What is needed
In the entries below, count the lines holding "BEAMS". Reply with the number only.

— start of Data shown —

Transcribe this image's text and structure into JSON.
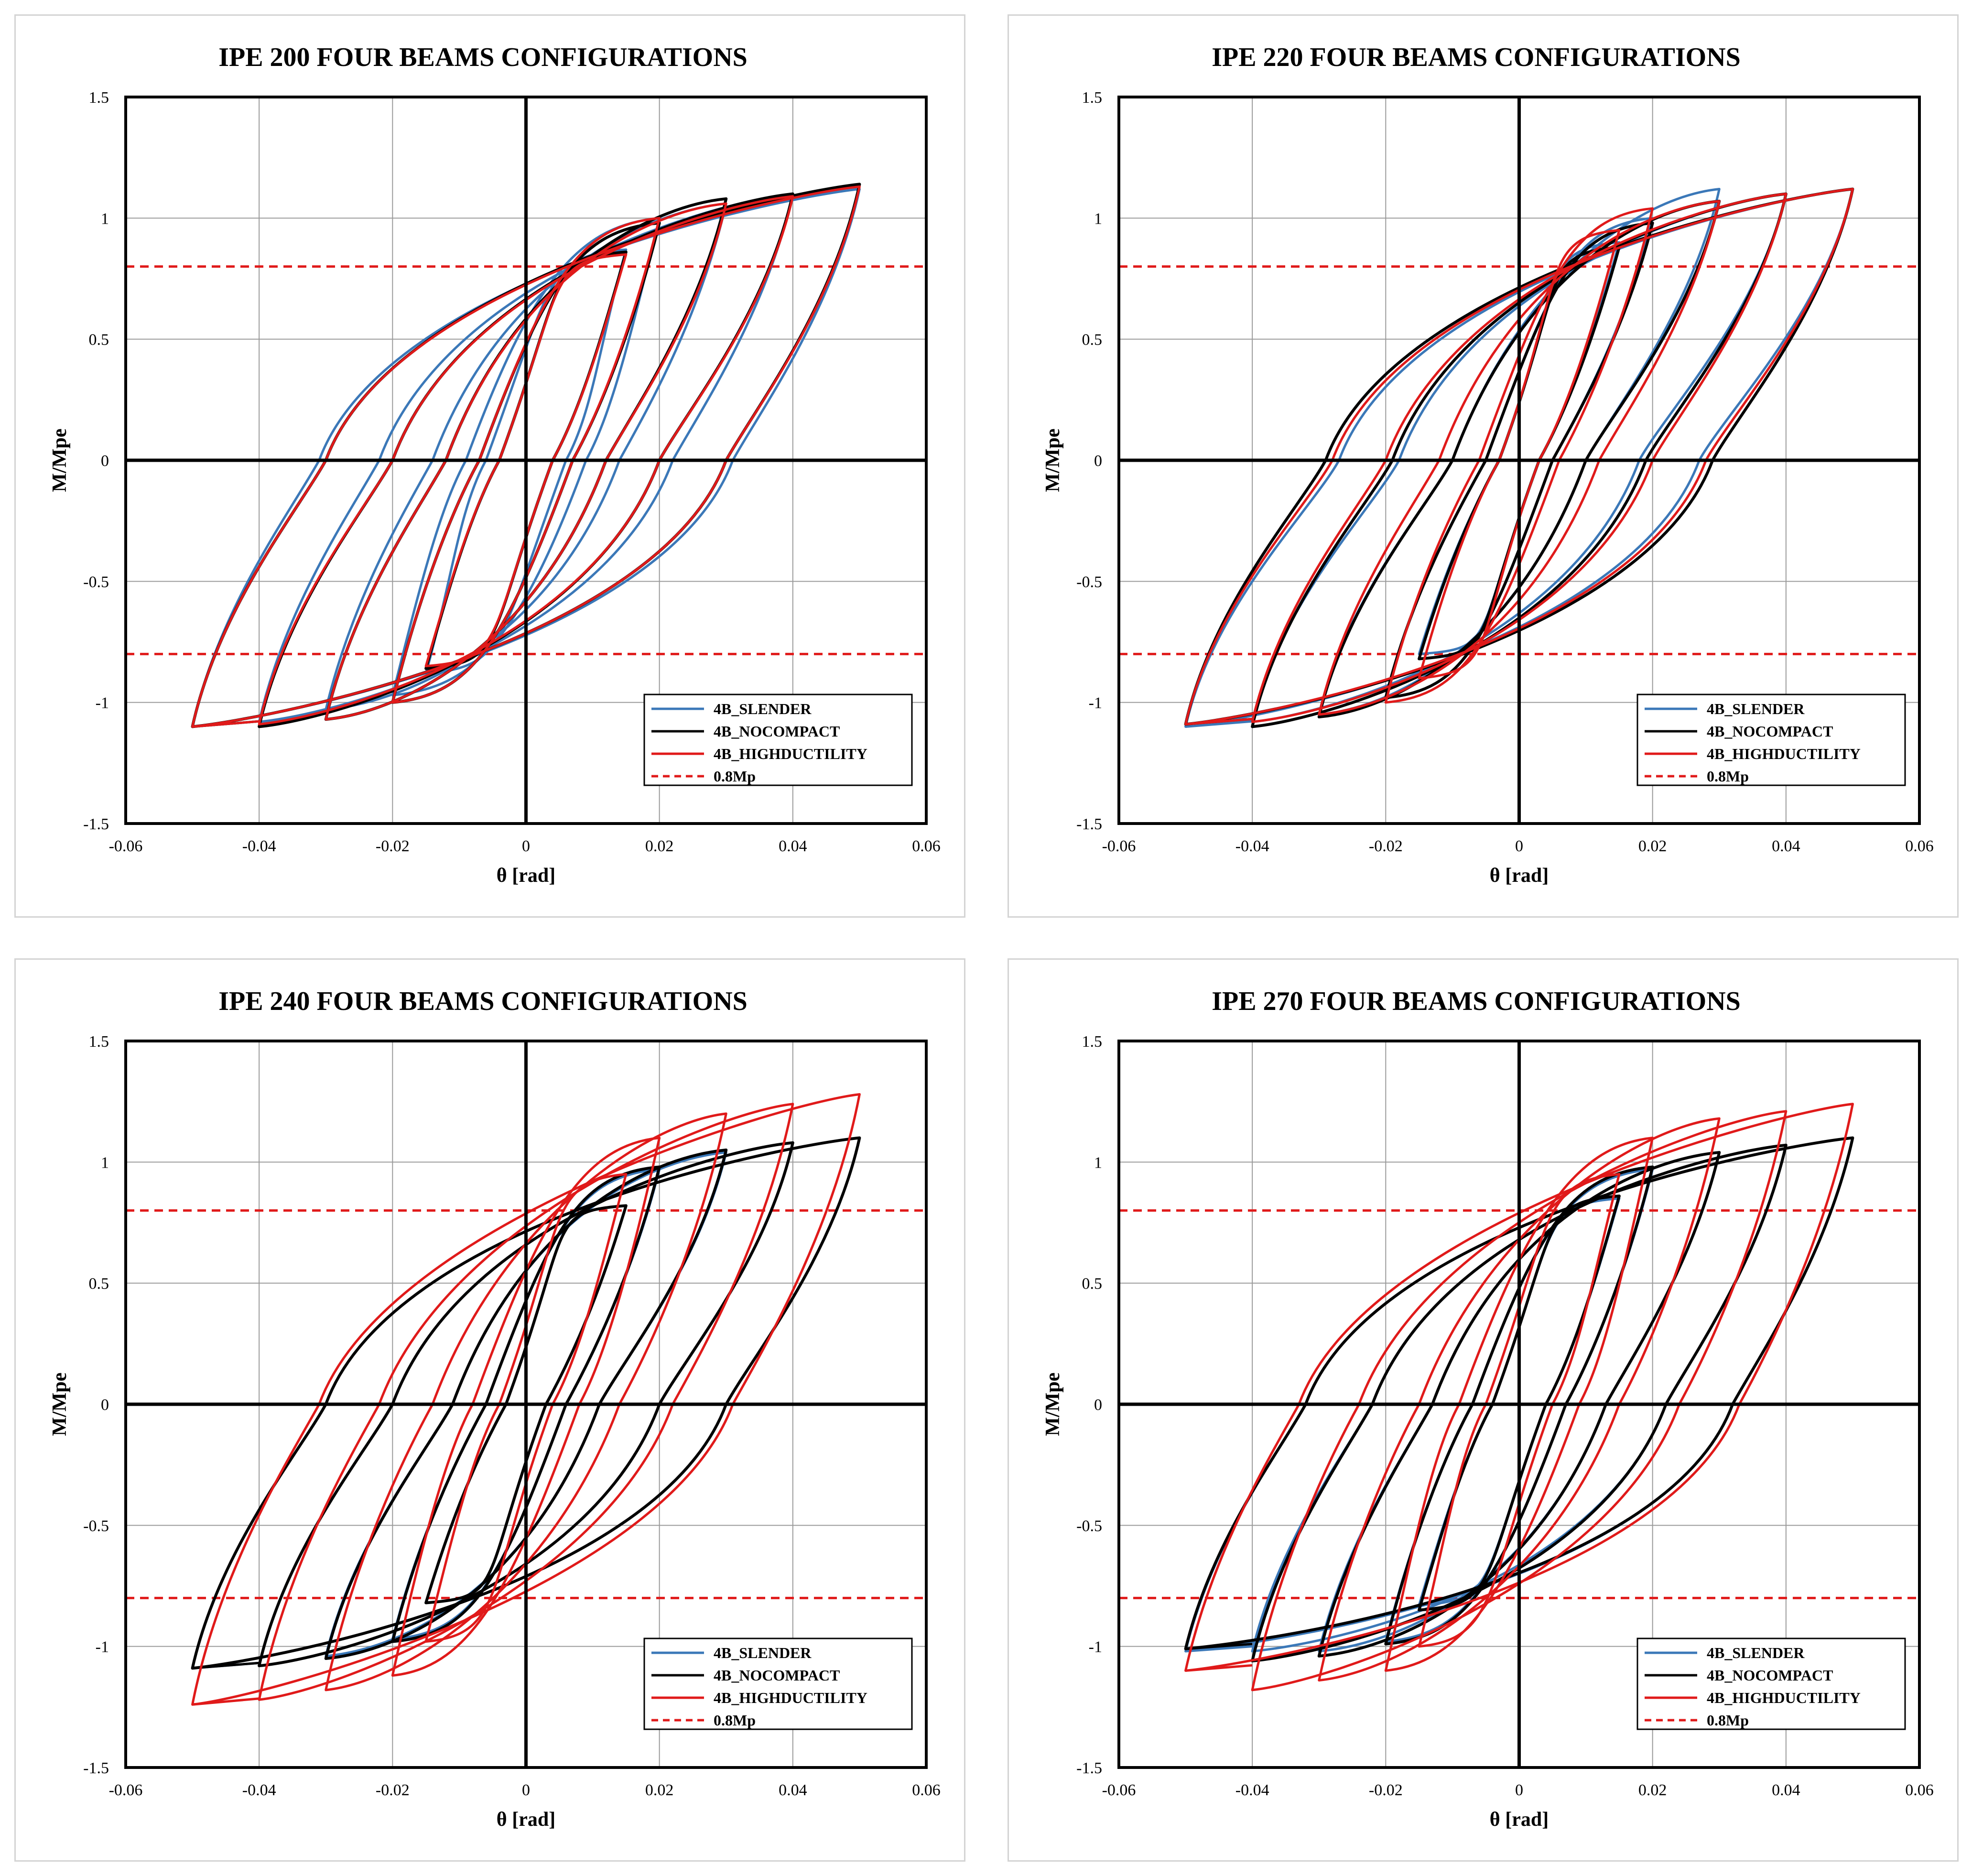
{
  "colors": {
    "slender": "#3b78b8",
    "nocompact": "#000000",
    "highductility": "#e01a1a",
    "threshold": "#e01a1a"
  },
  "chart_data": [
    {
      "type": "line",
      "title": "IPE 200 FOUR BEAMS CONFIGURATIONS",
      "xlabel": "θ [rad]",
      "ylabel": "M/Mpe",
      "xlim": [
        -0.06,
        0.06
      ],
      "ylim": [
        -1.5,
        1.5
      ],
      "xticks": [
        "-0.06",
        "-0.04",
        "-0.02",
        "0",
        "0.02",
        "0.04",
        "0.06"
      ],
      "yticks": [
        "1.5",
        "1",
        "0.5",
        "0",
        "-0.5",
        "-1",
        "-1.5"
      ],
      "legend": [
        "4B_SLENDER",
        "4B_NOCOMPACT",
        "4B_HIGHDUCTILITY",
        "0.8Mp"
      ],
      "threshold": [
        0.8,
        -0.8
      ],
      "series": [
        {
          "name": "4B_SLENDER",
          "amplitudes": [
            0.015,
            0.02,
            0.03,
            0.04,
            0.05
          ],
          "peak_pos": [
            0.87,
            1.0,
            1.06,
            1.1,
            1.12
          ],
          "peak_neg": [
            -0.88,
            -0.97,
            -1.03,
            -1.08,
            -1.1
          ],
          "zero_cross": [
            0.006,
            0.009,
            0.014,
            0.022,
            0.031
          ]
        },
        {
          "name": "4B_NOCOMPACT",
          "amplitudes": [
            0.015,
            0.02,
            0.03,
            0.04,
            0.05
          ],
          "peak_pos": [
            0.86,
            0.98,
            1.08,
            1.1,
            1.14
          ],
          "peak_neg": [
            -0.86,
            -1.0,
            -1.07,
            -1.1,
            -1.1
          ],
          "zero_cross": [
            0.004,
            0.007,
            0.012,
            0.02,
            0.03
          ]
        },
        {
          "name": "4B_HIGHDUCTILITY",
          "amplitudes": [
            0.015,
            0.02,
            0.03,
            0.04,
            0.05
          ],
          "peak_pos": [
            0.85,
            1.0,
            1.06,
            1.09,
            1.13
          ],
          "peak_neg": [
            -0.85,
            -1.0,
            -1.07,
            -1.09,
            -1.1
          ],
          "zero_cross": [
            0.004,
            0.007,
            0.012,
            0.02,
            0.03
          ]
        }
      ]
    },
    {
      "type": "line",
      "title": "IPE 220 FOUR BEAMS CONFIGURATIONS",
      "xlabel": "θ [rad]",
      "ylabel": "M/Mpe",
      "xlim": [
        -0.06,
        0.06
      ],
      "ylim": [
        -1.5,
        1.5
      ],
      "xticks": [
        "-0.06",
        "-0.04",
        "-0.02",
        "0",
        "0.02",
        "0.04",
        "0.06"
      ],
      "yticks": [
        "1.5",
        "1",
        "0.5",
        "0",
        "-0.5",
        "-1",
        "-1.5"
      ],
      "legend": [
        "4B_SLENDER",
        "4B_NOCOMPACT",
        "4B_HIGHDUCTILITY",
        "0.8Mp"
      ],
      "threshold": [
        0.8,
        -0.8
      ],
      "series": [
        {
          "name": "4B_SLENDER",
          "amplitudes": [
            0.015,
            0.02,
            0.03,
            0.04,
            0.05
          ],
          "peak_pos": [
            0.9,
            1.0,
            1.12,
            1.1,
            1.12
          ],
          "peak_neg": [
            -0.8,
            -0.98,
            -1.05,
            -1.08,
            -1.1
          ],
          "zero_cross": [
            0.003,
            0.005,
            0.01,
            0.018,
            0.027
          ]
        },
        {
          "name": "4B_NOCOMPACT",
          "amplitudes": [
            0.015,
            0.02,
            0.03,
            0.04,
            0.05
          ],
          "peak_pos": [
            0.88,
            0.98,
            1.07,
            1.1,
            1.12
          ],
          "peak_neg": [
            -0.82,
            -0.98,
            -1.06,
            -1.1,
            -1.09
          ],
          "zero_cross": [
            0.003,
            0.005,
            0.01,
            0.019,
            0.029
          ]
        },
        {
          "name": "4B_HIGHDUCTILITY",
          "amplitudes": [
            0.015,
            0.02,
            0.03,
            0.04,
            0.05
          ],
          "peak_pos": [
            0.95,
            1.04,
            1.07,
            1.1,
            1.12
          ],
          "peak_neg": [
            -0.9,
            -1.0,
            -1.05,
            -1.08,
            -1.09
          ],
          "zero_cross": [
            0.003,
            0.006,
            0.012,
            0.02,
            0.028
          ]
        }
      ]
    },
    {
      "type": "line",
      "title": "IPE 240 FOUR BEAMS CONFIGURATIONS",
      "xlabel": "θ [rad]",
      "ylabel": "M/Mpe",
      "xlim": [
        -0.06,
        0.06
      ],
      "ylim": [
        -1.5,
        1.5
      ],
      "xticks": [
        "-0.06",
        "-0.04",
        "-0.02",
        "0",
        "0.02",
        "0.04",
        "0.06"
      ],
      "yticks": [
        "1.5",
        "1",
        "0.5",
        "0",
        "-0.5",
        "-1",
        "-1.5"
      ],
      "legend": [
        "4B_SLENDER",
        "4B_NOCOMPACT",
        "4B_HIGHDUCTILITY",
        "0.8Mp"
      ],
      "threshold": [
        0.8,
        -0.8
      ],
      "series": [
        {
          "name": "4B_SLENDER",
          "amplitudes": [
            0.015,
            0.02,
            0.03,
            0.04,
            0.05
          ],
          "peak_pos": [
            0.82,
            0.97,
            1.04,
            1.08,
            1.1
          ],
          "peak_neg": [
            -0.82,
            -0.97,
            -1.04,
            -1.08,
            -1.09
          ],
          "zero_cross": [
            0.003,
            0.006,
            0.011,
            0.02,
            0.03
          ]
        },
        {
          "name": "4B_NOCOMPACT",
          "amplitudes": [
            0.015,
            0.02,
            0.03,
            0.04,
            0.05
          ],
          "peak_pos": [
            0.82,
            0.98,
            1.05,
            1.08,
            1.1
          ],
          "peak_neg": [
            -0.82,
            -0.98,
            -1.05,
            -1.08,
            -1.09
          ],
          "zero_cross": [
            0.003,
            0.006,
            0.011,
            0.02,
            0.03
          ]
        },
        {
          "name": "4B_HIGHDUCTILITY",
          "amplitudes": [
            0.015,
            0.02,
            0.03,
            0.04,
            0.05
          ],
          "peak_pos": [
            0.95,
            1.1,
            1.2,
            1.24,
            1.28
          ],
          "peak_neg": [
            -0.98,
            -1.12,
            -1.18,
            -1.22,
            -1.24
          ],
          "zero_cross": [
            0.004,
            0.008,
            0.014,
            0.022,
            0.031
          ]
        }
      ]
    },
    {
      "type": "line",
      "title": "IPE 270 FOUR BEAMS CONFIGURATIONS",
      "xlabel": "θ [rad]",
      "ylabel": "M/Mpe",
      "xlim": [
        -0.06,
        0.06
      ],
      "ylim": [
        -1.5,
        1.5
      ],
      "xticks": [
        "-0.06",
        "-0.04",
        "-0.02",
        "0",
        "0.02",
        "0.04",
        "0.06"
      ],
      "yticks": [
        "1.5",
        "1",
        "0.5",
        "0",
        "-0.5",
        "-1",
        "-1.5"
      ],
      "legend": [
        "4B_SLENDER",
        "4B_NOCOMPACT",
        "4B_HIGHDUCTILITY",
        "0.8Mp"
      ],
      "threshold": [
        0.8,
        -0.8
      ],
      "series": [
        {
          "name": "4B_SLENDER",
          "amplitudes": [
            0.015,
            0.02,
            0.03,
            0.04,
            0.05
          ],
          "peak_pos": [
            0.85,
            0.97,
            1.04,
            1.07,
            1.1
          ],
          "peak_neg": [
            -0.83,
            -0.98,
            -1.02,
            -1.02,
            -1.02
          ],
          "zero_cross": [
            0.004,
            0.007,
            0.013,
            0.022,
            0.032
          ]
        },
        {
          "name": "4B_NOCOMPACT",
          "amplitudes": [
            0.015,
            0.02,
            0.03,
            0.04,
            0.05
          ],
          "peak_pos": [
            0.86,
            0.98,
            1.04,
            1.07,
            1.1
          ],
          "peak_neg": [
            -0.85,
            -0.99,
            -1.04,
            -1.06,
            -1.01
          ],
          "zero_cross": [
            0.004,
            0.007,
            0.013,
            0.022,
            0.032
          ]
        },
        {
          "name": "4B_HIGHDUCTILITY",
          "amplitudes": [
            0.015,
            0.02,
            0.03,
            0.04,
            0.05
          ],
          "peak_pos": [
            0.95,
            1.1,
            1.18,
            1.21,
            1.24
          ],
          "peak_neg": [
            -1.0,
            -1.1,
            -1.14,
            -1.18,
            -1.1
          ],
          "zero_cross": [
            0.005,
            0.009,
            0.015,
            0.024,
            0.033
          ]
        }
      ]
    }
  ]
}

— end of Data shown —

Complete output
4